[What the task requires]:
Take the material and output all of it exactly.

[Chart and figure data]:
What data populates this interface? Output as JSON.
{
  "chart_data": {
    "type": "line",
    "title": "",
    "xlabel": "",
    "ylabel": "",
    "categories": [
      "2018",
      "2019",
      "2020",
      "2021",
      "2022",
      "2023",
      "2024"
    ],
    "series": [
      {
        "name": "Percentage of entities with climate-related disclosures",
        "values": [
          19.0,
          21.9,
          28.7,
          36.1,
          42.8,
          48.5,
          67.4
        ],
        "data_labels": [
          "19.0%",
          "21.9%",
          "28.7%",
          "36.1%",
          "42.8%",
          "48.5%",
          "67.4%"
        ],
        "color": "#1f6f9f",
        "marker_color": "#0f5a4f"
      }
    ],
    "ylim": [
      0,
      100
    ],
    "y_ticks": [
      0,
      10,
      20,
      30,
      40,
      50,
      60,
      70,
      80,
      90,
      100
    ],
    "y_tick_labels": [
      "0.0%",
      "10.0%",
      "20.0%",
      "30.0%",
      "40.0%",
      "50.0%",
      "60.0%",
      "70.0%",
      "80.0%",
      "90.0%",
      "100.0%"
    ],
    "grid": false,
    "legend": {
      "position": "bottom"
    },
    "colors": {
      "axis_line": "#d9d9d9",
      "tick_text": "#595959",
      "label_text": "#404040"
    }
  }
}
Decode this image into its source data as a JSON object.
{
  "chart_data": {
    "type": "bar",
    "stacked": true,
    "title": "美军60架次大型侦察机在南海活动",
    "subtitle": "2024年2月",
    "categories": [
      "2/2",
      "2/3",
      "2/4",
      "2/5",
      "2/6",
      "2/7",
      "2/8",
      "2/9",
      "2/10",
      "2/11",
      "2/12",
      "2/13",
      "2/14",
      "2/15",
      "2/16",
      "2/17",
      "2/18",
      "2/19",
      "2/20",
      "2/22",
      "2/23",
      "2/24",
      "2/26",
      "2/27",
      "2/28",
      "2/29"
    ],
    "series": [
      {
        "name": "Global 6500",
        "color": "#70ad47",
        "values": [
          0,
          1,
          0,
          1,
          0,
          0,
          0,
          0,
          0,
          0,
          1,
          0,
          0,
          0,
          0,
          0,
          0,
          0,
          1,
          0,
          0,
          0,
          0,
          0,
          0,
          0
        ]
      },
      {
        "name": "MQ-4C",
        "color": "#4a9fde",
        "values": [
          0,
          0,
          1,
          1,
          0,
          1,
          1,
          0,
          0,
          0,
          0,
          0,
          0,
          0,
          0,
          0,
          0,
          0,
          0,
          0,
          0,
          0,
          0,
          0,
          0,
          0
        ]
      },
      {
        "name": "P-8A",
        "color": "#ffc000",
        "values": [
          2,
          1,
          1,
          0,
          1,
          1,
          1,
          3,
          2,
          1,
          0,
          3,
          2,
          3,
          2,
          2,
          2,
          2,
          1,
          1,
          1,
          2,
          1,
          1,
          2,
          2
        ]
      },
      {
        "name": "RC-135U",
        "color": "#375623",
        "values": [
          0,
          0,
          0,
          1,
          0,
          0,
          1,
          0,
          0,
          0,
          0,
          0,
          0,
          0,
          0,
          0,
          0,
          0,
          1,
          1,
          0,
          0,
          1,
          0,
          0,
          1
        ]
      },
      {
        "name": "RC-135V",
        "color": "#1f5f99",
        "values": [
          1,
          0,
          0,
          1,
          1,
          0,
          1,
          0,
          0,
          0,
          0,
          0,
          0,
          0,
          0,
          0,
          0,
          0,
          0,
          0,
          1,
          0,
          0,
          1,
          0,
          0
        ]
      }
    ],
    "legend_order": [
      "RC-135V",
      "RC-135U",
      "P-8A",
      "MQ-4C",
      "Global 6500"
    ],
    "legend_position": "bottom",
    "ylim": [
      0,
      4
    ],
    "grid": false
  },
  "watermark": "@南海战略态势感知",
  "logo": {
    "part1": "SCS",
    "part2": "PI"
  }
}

[The response]:
What data populates this interface? Output as JSON.
{
  "chart_data": {
    "type": "line",
    "title": "",
    "xlabel": "",
    "ylabel": "",
    "categories": [
      "2018",
      "2019",
      "2020",
      "2021",
      "2022",
      "2023",
      "2024"
    ],
    "series": [
      {
        "name": "Percentage of entities with climate-related disclosures",
        "values": [
          19.0,
          21.9,
          28.7,
          36.1,
          42.8,
          48.5,
          67.4
        ],
        "data_labels": [
          "19.0%",
          "21.9%",
          "28.7%",
          "36.1%",
          "42.8%",
          "48.5%",
          "67.4%"
        ],
        "color": "#1f6f9f",
        "marker_color": "#0f5a4f"
      }
    ],
    "ylim": [
      0,
      100
    ],
    "y_ticks": [
      0,
      10,
      20,
      30,
      40,
      50,
      60,
      70,
      80,
      90,
      100
    ],
    "y_tick_labels": [
      "0.0%",
      "10.0%",
      "20.0%",
      "30.0%",
      "40.0%",
      "50.0%",
      "60.0%",
      "70.0%",
      "80.0%",
      "90.0%",
      "100.0%"
    ],
    "grid": false,
    "legend": {
      "position": "bottom"
    },
    "colors": {
      "axis_line": "#d9d9d9",
      "tick_text": "#595959",
      "label_text": "#404040"
    }
  }
}
Decode this image into its source data as a JSON object.
{
  "chart_data": {
    "type": "bar",
    "stacked": true,
    "title": "美军60架次大型侦察机在南海活动",
    "subtitle": "2024年2月",
    "categories": [
      "2/2",
      "2/3",
      "2/4",
      "2/5",
      "2/6",
      "2/7",
      "2/8",
      "2/9",
      "2/10",
      "2/11",
      "2/12",
      "2/13",
      "2/14",
      "2/15",
      "2/16",
      "2/17",
      "2/18",
      "2/19",
      "2/20",
      "2/22",
      "2/23",
      "2/24",
      "2/26",
      "2/27",
      "2/28",
      "2/29"
    ],
    "series": [
      {
        "name": "Global 6500",
        "color": "#70ad47",
        "values": [
          0,
          1,
          0,
          1,
          0,
          0,
          0,
          0,
          0,
          0,
          1,
          0,
          0,
          0,
          0,
          0,
          0,
          0,
          1,
          0,
          0,
          0,
          0,
          0,
          0,
          0
        ]
      },
      {
        "name": "MQ-4C",
        "color": "#4a9fde",
        "values": [
          0,
          0,
          1,
          1,
          0,
          1,
          1,
          0,
          0,
          0,
          0,
          0,
          0,
          0,
          0,
          0,
          0,
          0,
          0,
          0,
          0,
          0,
          0,
          0,
          0,
          0
        ]
      },
      {
        "name": "P-8A",
        "color": "#ffc000",
        "values": [
          2,
          1,
          1,
          0,
          1,
          1,
          1,
          3,
          2,
          1,
          0,
          3,
          2,
          3,
          2,
          2,
          2,
          2,
          1,
          1,
          1,
          2,
          1,
          1,
          2,
          2
        ]
      },
      {
        "name": "RC-135U",
        "color": "#375623",
        "values": [
          0,
          0,
          0,
          1,
          0,
          0,
          1,
          0,
          0,
          0,
          0,
          0,
          0,
          0,
          0,
          0,
          0,
          0,
          1,
          1,
          0,
          0,
          1,
          0,
          0,
          1
        ]
      },
      {
        "name": "RC-135V",
        "color": "#1f5f99",
        "values": [
          1,
          0,
          0,
          1,
          1,
          0,
          1,
          0,
          0,
          0,
          0,
          0,
          0,
          0,
          0,
          0,
          0,
          0,
          0,
          0,
          1,
          0,
          0,
          1,
          0,
          0
        ]
      }
    ],
    "legend_order": [
      "RC-135V",
      "RC-135U",
      "P-8A",
      "MQ-4C",
      "Global 6500"
    ],
    "legend_position": "bottom",
    "ylim": [
      0,
      4
    ],
    "grid": false
  },
  "watermark": "@南海战略态势感知",
  "logo": {
    "part1": "SCS",
    "part2": "PI"
  }
}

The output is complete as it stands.